--- SHORT PROBLEM ---
An exact copy of the records is required, minus the pictures they hold.

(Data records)
---*---

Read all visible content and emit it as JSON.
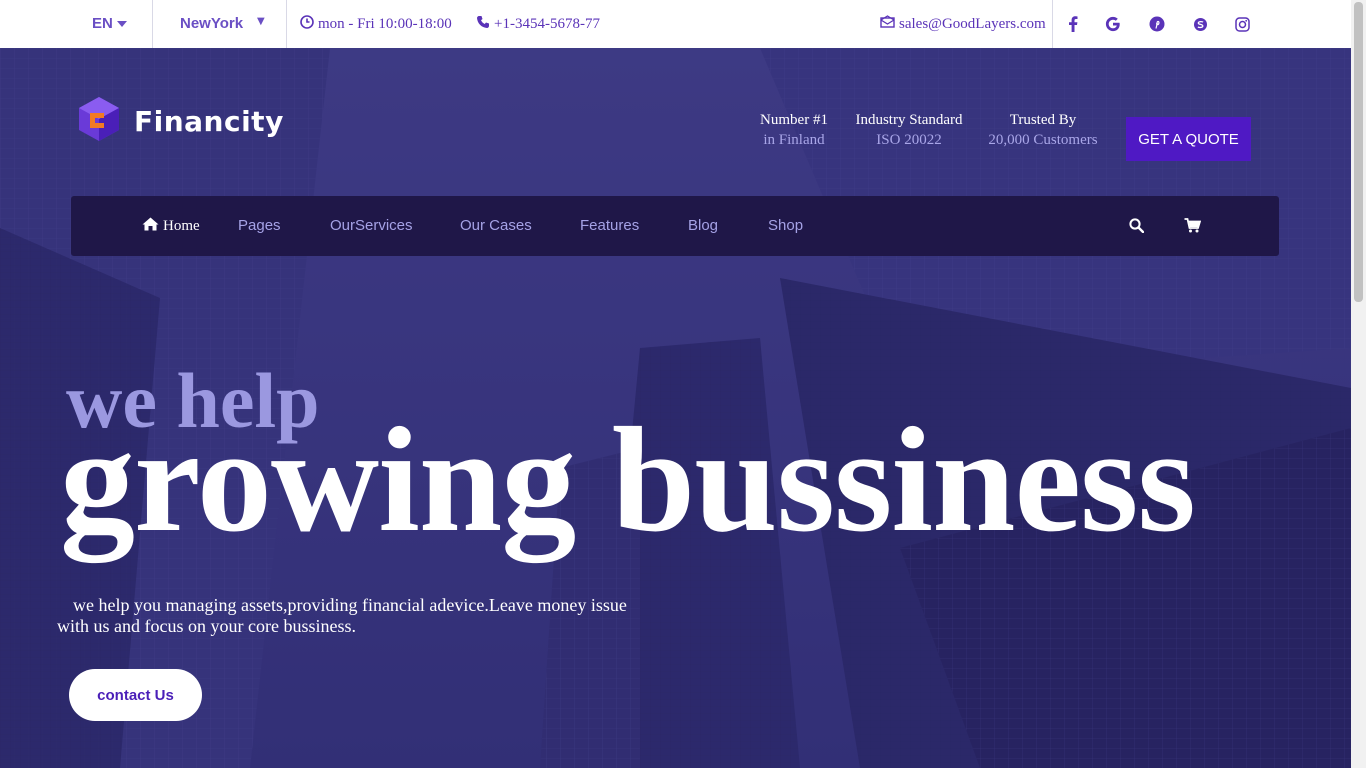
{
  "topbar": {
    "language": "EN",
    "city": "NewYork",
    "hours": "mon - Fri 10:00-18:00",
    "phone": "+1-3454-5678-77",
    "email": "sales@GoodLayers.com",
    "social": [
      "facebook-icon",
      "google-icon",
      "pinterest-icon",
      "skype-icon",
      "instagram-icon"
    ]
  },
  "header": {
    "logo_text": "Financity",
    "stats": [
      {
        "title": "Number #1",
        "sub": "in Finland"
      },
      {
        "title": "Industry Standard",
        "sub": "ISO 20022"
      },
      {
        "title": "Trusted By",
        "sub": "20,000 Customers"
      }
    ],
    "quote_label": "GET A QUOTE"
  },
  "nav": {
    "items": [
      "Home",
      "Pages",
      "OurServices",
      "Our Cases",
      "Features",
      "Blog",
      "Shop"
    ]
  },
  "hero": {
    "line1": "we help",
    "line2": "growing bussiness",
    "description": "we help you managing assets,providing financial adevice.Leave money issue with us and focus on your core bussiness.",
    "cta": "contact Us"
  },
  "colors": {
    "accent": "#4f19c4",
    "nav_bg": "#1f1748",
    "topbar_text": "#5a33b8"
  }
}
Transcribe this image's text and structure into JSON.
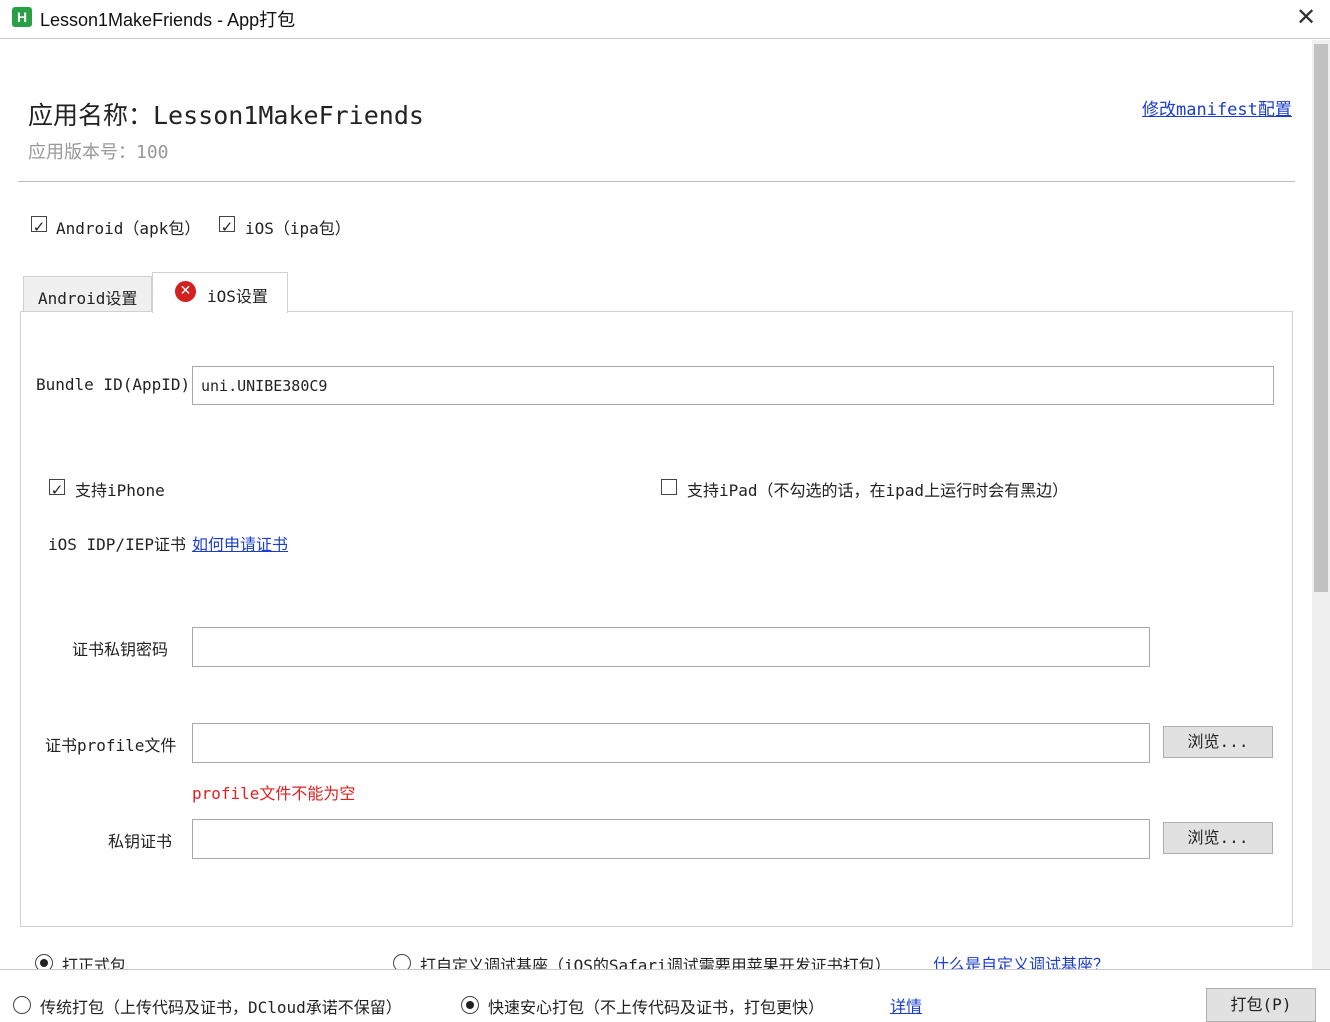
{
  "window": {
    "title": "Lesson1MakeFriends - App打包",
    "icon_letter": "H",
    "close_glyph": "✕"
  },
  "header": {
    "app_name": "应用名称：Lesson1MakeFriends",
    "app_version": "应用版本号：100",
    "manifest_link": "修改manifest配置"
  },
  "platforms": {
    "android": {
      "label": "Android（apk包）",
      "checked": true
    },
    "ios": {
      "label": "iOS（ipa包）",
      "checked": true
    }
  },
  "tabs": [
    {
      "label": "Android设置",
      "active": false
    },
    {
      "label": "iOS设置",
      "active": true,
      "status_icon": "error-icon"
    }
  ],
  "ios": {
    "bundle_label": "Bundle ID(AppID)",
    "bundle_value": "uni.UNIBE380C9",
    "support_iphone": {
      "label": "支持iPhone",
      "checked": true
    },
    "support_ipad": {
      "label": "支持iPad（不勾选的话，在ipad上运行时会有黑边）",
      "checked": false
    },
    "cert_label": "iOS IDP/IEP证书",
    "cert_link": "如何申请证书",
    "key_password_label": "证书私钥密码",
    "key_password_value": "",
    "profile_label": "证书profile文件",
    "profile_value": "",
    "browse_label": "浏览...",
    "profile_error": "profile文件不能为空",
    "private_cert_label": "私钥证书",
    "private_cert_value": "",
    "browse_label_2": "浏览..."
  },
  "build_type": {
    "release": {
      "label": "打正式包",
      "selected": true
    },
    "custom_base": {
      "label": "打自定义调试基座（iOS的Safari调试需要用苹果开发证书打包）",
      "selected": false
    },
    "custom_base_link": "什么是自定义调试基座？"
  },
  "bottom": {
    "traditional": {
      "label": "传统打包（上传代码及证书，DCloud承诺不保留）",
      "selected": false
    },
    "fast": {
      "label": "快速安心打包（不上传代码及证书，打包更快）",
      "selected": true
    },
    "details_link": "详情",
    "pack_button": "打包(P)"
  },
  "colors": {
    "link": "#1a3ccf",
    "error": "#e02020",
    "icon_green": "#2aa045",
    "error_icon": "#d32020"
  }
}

---*---

--- ANSWER IN FULL ---
Read all visible content and emit it as JSON.
{
  "topbar": {
    "language": "EN",
    "city": "NewYork",
    "hours": "mon - Fri 10:00-18:00",
    "phone": "+1-3454-5678-77",
    "email": "sales@GoodLayers.com",
    "social": [
      "facebook-icon",
      "google-icon",
      "pinterest-icon",
      "skype-icon",
      "instagram-icon"
    ]
  },
  "header": {
    "logo_text": "Financity",
    "stats": [
      {
        "title": "Number #1",
        "sub": "in Finland"
      },
      {
        "title": "Industry Standard",
        "sub": "ISO 20022"
      },
      {
        "title": "Trusted By",
        "sub": "20,000 Customers"
      }
    ],
    "quote_label": "GET A QUOTE"
  },
  "nav": {
    "items": [
      "Home",
      "Pages",
      "OurServices",
      "Our Cases",
      "Features",
      "Blog",
      "Shop"
    ]
  },
  "hero": {
    "line1": "we help",
    "line2": "growing bussiness",
    "description": "we help you managing assets,providing financial adevice.Leave money issue with us and focus on your core bussiness.",
    "cta": "contact Us"
  },
  "colors": {
    "accent": "#4f19c4",
    "nav_bg": "#1f1748",
    "topbar_text": "#5a33b8"
  }
}
Transcribe this image's text and structure into JSON.
{
  "window": {
    "title": "Lesson1MakeFriends - App打包",
    "icon_letter": "H",
    "close_glyph": "✕"
  },
  "header": {
    "app_name": "应用名称：Lesson1MakeFriends",
    "app_version": "应用版本号：100",
    "manifest_link": "修改manifest配置"
  },
  "platforms": {
    "android": {
      "label": "Android（apk包）",
      "checked": true
    },
    "ios": {
      "label": "iOS（ipa包）",
      "checked": true
    }
  },
  "tabs": [
    {
      "label": "Android设置",
      "active": false
    },
    {
      "label": "iOS设置",
      "active": true,
      "status_icon": "error-icon"
    }
  ],
  "ios": {
    "bundle_label": "Bundle ID(AppID)",
    "bundle_value": "uni.UNIBE380C9",
    "support_iphone": {
      "label": "支持iPhone",
      "checked": true
    },
    "support_ipad": {
      "label": "支持iPad（不勾选的话，在ipad上运行时会有黑边）",
      "checked": false
    },
    "cert_label": "iOS IDP/IEP证书",
    "cert_link": "如何申请证书",
    "key_password_label": "证书私钥密码",
    "key_password_value": "",
    "profile_label": "证书profile文件",
    "profile_value": "",
    "browse_label": "浏览...",
    "profile_error": "profile文件不能为空",
    "private_cert_label": "私钥证书",
    "private_cert_value": "",
    "browse_label_2": "浏览..."
  },
  "build_type": {
    "release": {
      "label": "打正式包",
      "selected": true
    },
    "custom_base": {
      "label": "打自定义调试基座（iOS的Safari调试需要用苹果开发证书打包）",
      "selected": false
    },
    "custom_base_link": "什么是自定义调试基座？"
  },
  "bottom": {
    "traditional": {
      "label": "传统打包（上传代码及证书，DCloud承诺不保留）",
      "selected": false
    },
    "fast": {
      "label": "快速安心打包（不上传代码及证书，打包更快）",
      "selected": true
    },
    "details_link": "详情",
    "pack_button": "打包(P)"
  },
  "colors": {
    "link": "#1a3ccf",
    "error": "#e02020",
    "icon_green": "#2aa045",
    "error_icon": "#d32020"
  }
}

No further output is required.